* [INSTRUCTIONS TO FOLLOW] Filter the records below for the word "https". Copy each line that holds it.

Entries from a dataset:
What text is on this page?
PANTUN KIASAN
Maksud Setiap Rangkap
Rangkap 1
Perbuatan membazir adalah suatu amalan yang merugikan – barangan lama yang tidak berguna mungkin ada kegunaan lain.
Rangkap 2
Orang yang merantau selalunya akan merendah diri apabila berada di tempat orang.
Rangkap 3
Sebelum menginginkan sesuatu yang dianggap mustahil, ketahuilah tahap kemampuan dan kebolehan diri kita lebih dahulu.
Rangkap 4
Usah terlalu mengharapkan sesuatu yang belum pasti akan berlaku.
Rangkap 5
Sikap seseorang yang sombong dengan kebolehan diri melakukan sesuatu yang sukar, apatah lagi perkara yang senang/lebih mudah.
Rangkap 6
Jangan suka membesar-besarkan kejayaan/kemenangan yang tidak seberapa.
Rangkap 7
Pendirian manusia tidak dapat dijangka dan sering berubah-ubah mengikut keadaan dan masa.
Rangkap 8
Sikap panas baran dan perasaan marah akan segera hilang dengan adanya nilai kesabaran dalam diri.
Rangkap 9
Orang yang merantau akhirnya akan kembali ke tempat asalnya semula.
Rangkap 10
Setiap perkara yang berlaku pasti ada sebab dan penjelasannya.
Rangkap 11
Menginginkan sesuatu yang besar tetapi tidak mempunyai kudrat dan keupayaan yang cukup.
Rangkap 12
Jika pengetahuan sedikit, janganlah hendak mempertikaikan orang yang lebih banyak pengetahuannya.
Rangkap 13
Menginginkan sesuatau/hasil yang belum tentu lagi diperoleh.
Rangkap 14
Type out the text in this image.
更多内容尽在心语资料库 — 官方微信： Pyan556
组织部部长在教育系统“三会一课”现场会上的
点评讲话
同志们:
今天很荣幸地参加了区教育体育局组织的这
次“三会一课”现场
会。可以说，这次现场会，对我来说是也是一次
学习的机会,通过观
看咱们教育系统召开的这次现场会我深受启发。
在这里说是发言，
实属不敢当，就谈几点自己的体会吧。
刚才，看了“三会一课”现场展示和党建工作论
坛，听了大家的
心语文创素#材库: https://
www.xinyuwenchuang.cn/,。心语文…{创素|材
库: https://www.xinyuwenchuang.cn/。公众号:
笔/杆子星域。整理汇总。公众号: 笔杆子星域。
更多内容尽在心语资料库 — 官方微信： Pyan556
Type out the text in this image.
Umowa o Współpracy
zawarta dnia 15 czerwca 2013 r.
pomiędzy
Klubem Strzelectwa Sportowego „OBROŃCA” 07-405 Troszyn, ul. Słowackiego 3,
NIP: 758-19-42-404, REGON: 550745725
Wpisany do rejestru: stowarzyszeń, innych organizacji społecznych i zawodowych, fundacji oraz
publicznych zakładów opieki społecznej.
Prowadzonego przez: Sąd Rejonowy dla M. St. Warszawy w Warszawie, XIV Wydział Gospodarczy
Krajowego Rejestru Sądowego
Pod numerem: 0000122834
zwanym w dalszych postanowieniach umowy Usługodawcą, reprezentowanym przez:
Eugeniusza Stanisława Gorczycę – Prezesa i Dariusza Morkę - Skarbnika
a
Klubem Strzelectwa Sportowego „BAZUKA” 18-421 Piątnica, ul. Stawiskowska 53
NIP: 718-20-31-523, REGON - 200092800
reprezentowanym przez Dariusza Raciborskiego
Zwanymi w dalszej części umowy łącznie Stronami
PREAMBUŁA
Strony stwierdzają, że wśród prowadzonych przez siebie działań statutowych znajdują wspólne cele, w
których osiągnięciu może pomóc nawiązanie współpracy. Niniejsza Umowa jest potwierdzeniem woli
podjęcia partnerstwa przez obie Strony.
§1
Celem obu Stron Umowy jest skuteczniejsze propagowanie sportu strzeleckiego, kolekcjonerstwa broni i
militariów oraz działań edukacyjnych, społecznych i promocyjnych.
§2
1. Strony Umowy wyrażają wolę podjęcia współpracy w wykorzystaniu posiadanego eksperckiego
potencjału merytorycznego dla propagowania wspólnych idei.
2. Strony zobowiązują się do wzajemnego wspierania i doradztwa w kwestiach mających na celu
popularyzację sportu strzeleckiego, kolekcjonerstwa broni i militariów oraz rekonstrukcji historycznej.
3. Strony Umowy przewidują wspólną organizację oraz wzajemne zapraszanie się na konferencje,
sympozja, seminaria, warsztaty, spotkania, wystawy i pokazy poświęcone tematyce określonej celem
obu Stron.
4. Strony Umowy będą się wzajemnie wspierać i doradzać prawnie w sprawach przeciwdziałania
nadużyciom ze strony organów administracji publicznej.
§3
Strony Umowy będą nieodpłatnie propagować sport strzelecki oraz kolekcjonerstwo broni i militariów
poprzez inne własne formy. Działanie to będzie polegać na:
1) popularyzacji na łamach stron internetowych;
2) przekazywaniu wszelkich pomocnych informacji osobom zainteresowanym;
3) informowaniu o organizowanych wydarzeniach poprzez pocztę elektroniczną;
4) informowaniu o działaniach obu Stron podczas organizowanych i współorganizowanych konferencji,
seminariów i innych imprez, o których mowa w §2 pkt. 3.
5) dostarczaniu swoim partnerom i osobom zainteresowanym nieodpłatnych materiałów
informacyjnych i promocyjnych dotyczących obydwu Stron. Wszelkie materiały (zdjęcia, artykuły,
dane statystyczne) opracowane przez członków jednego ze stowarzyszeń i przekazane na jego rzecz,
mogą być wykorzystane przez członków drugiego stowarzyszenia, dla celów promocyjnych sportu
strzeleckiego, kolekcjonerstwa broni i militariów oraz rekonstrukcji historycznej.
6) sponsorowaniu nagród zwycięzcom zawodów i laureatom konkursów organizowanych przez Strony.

* [TASK SOLUTION]
心语文创素#材库: https://
库: https://www.xinyuwenchuang.cn/。公众号:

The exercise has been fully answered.